◆ Data in this exercise ◆
______

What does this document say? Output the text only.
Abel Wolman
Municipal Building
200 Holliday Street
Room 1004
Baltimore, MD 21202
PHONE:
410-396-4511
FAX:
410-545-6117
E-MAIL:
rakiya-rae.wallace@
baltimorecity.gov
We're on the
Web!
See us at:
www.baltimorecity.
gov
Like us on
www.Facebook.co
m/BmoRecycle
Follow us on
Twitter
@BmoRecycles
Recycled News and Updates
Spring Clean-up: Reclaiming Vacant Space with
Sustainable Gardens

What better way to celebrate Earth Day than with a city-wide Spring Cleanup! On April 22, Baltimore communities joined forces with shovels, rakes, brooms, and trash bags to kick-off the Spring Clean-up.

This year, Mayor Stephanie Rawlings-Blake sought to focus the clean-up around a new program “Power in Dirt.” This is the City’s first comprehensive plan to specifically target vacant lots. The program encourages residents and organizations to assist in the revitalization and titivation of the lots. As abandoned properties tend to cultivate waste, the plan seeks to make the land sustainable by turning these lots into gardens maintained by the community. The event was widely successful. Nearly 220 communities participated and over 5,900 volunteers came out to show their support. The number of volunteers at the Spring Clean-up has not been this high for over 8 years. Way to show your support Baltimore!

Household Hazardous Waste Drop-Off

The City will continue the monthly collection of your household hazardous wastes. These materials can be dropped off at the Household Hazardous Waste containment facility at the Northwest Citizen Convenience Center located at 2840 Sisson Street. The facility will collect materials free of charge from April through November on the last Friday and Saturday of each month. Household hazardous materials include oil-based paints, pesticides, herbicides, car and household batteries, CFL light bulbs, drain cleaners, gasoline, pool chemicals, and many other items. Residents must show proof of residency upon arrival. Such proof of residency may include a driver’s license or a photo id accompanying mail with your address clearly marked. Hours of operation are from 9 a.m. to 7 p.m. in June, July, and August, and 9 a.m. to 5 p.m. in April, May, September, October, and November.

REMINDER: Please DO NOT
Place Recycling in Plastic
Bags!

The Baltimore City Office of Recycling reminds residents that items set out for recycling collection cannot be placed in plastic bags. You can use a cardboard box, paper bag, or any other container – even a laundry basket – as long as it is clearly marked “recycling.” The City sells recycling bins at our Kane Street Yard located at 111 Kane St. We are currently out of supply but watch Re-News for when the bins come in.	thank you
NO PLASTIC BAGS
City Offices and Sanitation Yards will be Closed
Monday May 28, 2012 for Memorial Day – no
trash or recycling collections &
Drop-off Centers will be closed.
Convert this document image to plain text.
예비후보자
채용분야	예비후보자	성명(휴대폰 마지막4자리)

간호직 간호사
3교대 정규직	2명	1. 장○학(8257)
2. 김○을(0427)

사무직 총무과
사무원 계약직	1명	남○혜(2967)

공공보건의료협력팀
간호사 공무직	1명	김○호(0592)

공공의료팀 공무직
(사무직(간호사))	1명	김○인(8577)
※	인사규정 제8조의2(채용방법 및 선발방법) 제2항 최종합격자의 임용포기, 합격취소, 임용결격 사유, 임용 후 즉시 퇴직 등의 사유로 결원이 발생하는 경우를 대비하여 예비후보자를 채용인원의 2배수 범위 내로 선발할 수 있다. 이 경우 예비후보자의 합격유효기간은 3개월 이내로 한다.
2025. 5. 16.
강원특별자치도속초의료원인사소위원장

______

◆ Directions ◆
Among the records above, find each line holding the string "text" and pull it out.

◆ Worked solution ◆
What does this document say? Output the text only.
Convert this document image to plain text.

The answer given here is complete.